> _DESCRIPTION OF THE TASK_
Without the images, print all the entries below exactly as given.

START PROVIDED DATA

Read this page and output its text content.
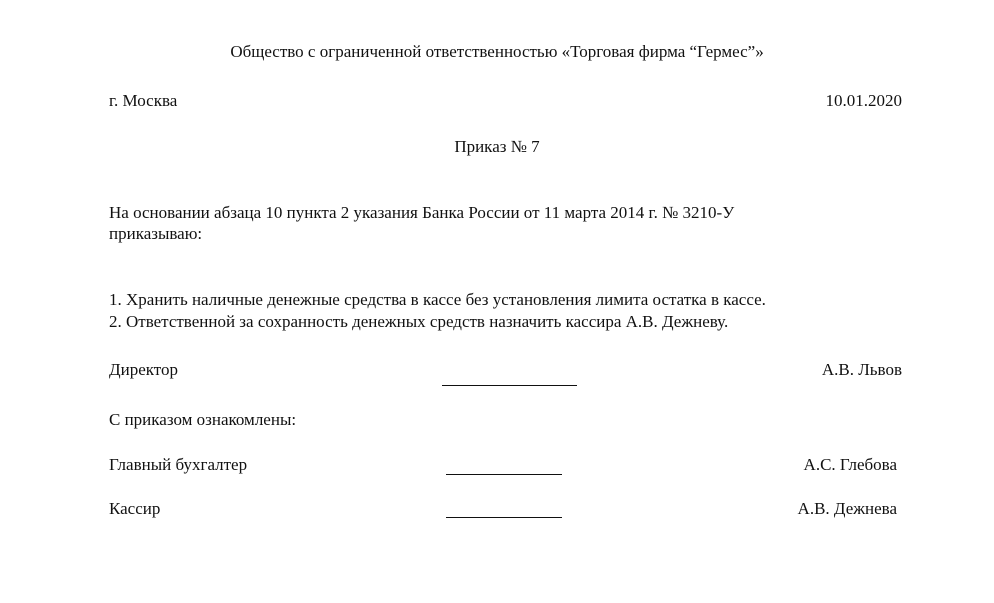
Общество с ограниченной ответственностью «Торговая фирма “Гермес”»
г. Москва	10.01.2020
Приказ № 7
На основании абзаца 10 пункта 2 указания Банка России от 11 марта 2014 г. № 3210-У
приказываю:
1. Хранить наличные денежные средства в кассе без установления лимита остатка в кассе.
2. Ответственной за сохранность денежных средств назначить кассира А.В. Дежневу.
Директор	А.В. Львов
С приказом ознакомлены:
Главный бухгалтер	А.С. Глебова
Кассир	А.В. Дежнева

END PROVIDED DATA

> _SOLUTION BELOW_
Read this page and output its text content.
Общество с ограниченной ответственностью «Торговая фирма “Гермес”»
г. Москва	10.01.2020
Приказ № 7
На основании абзаца 10 пункта 2 указания Банка России от 11 марта 2014 г. № 3210-У
приказываю:
1. Хранить наличные денежные средства в кассе без установления лимита остатка в кассе.
2. Ответственной за сохранность денежных средств назначить кассира А.В. Дежневу.
Директор	А.В. Львов
С приказом ознакомлены:
Главный бухгалтер	А.С. Глебова
Кассир	А.В. Дежнева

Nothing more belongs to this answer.